» Provided text
/---

Nightmare on Upper Elm Street
Joan Kubicek, Film Critic (The Sophian, October 30, 2003, page 7)
You know those people who insist that they LOVE scary movies, can’t get enough of them, and then spend the entirety of the flick with their eyes shut and their fingernails jammed into the upholstery? I’m one of those people. I’m the chick sitting behind you at the Cineplex yelping like a sick cat every time the soundtrack sounds even vaguely ominous. I’m not proud of this, mind you. I think that dumb people getting bludgeoned to death is simply an example of natural selection doing its job. However, evidently I’m unable to convince my larynx of this fact, as it persist in emitting noises shrill enough to attract dogs.
Still, in the spirit of Halloween, I decided to swallow my pride and rent the 80s classic “Nightmare on Elm Street.” I live on Upper Elm, so I thought it would be fun to personalize the terror as much as possible. This is a film about a razor-handed killer who pursues his young victims in their dreams, and so naturally I deduced that it would be a smart idea to watch it right before bed.
Sometimes, I just don’t think things through.
00:00: I prepare for my viewing experience by assembling the least intimidating snack I can conceive of: smiley Goldfish crackers and Vanilla Coke. After devoting twenty minutes to the arrangement of my pillows and stuffed animals into a comforting little cocoon, it occurs to me to yank down my window shades before the whole campus discovers their film critic is a giant, gutless turd.
00:02: The copyright infringement message pops up on my television screen. Well, this isn’t so bad. I shut off the lights and assume a contemptuous pose on my bed.
00:06: OK. We have a scantily-clad woman traipsing around heavy machinery. This is just like Flashdance. There’s a maniac (ma-a-aniac) on the floor, and he’s lancing like he’s never lanced before. If only they’d quit playing that creepy violin music. The lights are going back on.
12:08: I’ve now been introduced to four frighteningly bad actors who fornicate and wear unattractive sweater-vests. Although I’m aware that their sole purpose is to scream entertainingly and leave attractive corpses, I think I’ll miss them. From what I can decipher in their heavy breathing, they seem like nice kids.

\---

» What you should do
In the review of "Nightmare on Elm Street," what snack does the writer put together before starting the film? The records that follow were drawn from a separate source.

Source records:
/---

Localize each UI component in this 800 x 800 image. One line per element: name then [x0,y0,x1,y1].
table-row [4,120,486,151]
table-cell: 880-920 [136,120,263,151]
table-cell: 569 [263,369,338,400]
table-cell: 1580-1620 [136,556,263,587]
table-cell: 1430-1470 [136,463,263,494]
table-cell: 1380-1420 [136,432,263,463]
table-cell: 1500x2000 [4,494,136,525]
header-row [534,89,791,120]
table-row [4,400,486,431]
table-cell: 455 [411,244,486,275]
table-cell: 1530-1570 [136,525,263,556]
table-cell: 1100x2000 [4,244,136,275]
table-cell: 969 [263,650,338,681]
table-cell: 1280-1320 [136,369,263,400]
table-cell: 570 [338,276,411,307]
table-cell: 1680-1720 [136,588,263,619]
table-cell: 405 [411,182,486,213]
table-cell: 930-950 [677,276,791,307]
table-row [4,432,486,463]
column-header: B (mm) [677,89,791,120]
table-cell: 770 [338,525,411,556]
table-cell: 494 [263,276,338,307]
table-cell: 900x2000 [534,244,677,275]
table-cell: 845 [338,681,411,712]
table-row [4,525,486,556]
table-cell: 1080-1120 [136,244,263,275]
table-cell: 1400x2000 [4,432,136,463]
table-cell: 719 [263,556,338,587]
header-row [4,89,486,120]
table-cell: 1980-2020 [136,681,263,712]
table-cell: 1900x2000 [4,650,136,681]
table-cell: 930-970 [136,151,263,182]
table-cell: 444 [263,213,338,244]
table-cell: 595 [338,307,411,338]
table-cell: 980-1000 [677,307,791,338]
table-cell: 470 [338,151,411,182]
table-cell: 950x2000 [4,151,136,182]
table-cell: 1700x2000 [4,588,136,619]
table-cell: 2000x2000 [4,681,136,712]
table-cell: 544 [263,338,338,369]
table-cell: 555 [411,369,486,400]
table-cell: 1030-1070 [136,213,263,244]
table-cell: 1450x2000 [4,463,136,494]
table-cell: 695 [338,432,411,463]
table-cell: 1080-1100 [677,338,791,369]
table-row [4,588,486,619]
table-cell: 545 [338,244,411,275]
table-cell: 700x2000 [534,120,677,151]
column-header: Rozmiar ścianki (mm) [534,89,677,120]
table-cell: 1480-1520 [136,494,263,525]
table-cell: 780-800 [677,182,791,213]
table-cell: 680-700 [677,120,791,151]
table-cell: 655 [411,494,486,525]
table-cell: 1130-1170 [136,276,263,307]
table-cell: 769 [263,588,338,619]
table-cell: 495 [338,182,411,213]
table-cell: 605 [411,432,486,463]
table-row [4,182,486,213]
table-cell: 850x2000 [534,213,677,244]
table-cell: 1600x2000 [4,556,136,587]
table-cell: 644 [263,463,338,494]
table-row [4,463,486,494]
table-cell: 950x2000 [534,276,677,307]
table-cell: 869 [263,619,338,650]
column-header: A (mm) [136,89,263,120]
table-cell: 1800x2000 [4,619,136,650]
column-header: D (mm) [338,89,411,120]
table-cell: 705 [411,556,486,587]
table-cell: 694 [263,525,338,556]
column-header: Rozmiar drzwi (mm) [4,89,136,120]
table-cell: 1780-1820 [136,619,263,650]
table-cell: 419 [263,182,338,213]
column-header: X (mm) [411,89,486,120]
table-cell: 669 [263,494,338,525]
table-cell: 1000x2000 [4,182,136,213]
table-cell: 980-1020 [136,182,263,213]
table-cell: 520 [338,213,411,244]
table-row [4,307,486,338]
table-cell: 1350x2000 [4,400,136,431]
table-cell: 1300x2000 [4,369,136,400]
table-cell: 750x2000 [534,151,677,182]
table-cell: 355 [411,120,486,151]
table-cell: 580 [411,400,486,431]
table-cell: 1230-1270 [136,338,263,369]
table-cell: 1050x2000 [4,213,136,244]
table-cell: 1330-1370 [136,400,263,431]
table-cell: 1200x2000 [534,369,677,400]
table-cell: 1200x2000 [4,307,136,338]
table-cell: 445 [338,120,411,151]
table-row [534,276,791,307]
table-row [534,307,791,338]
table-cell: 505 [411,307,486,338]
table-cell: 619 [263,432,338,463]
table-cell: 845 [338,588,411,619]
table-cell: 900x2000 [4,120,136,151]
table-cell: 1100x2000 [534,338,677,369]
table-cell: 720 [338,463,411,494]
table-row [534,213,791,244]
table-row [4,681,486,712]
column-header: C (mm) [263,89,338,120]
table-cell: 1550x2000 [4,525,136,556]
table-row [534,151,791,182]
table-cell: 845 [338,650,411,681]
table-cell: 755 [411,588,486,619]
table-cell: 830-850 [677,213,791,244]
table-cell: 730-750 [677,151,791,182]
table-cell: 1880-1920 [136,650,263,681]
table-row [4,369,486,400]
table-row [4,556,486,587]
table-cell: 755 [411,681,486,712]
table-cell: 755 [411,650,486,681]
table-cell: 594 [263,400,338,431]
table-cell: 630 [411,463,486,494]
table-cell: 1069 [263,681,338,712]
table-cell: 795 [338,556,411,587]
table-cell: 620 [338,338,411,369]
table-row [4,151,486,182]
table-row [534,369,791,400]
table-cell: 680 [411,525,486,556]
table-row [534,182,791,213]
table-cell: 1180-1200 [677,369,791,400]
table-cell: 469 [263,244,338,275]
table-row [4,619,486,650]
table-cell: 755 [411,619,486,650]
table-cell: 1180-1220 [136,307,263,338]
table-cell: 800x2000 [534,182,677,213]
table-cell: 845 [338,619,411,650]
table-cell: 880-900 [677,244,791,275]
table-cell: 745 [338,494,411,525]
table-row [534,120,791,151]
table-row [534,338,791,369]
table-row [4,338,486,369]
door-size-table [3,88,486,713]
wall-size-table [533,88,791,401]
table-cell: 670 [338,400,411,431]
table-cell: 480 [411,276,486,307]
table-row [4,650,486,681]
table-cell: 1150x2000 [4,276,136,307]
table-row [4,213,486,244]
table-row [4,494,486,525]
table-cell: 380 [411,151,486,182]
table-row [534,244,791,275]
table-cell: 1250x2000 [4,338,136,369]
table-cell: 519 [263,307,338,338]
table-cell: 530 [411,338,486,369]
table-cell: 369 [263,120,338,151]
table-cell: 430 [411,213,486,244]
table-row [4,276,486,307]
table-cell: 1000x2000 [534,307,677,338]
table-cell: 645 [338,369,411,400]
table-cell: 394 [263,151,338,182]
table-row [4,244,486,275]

\---

» Task response
Smiley Goldfish crackers and Vanilla Coke.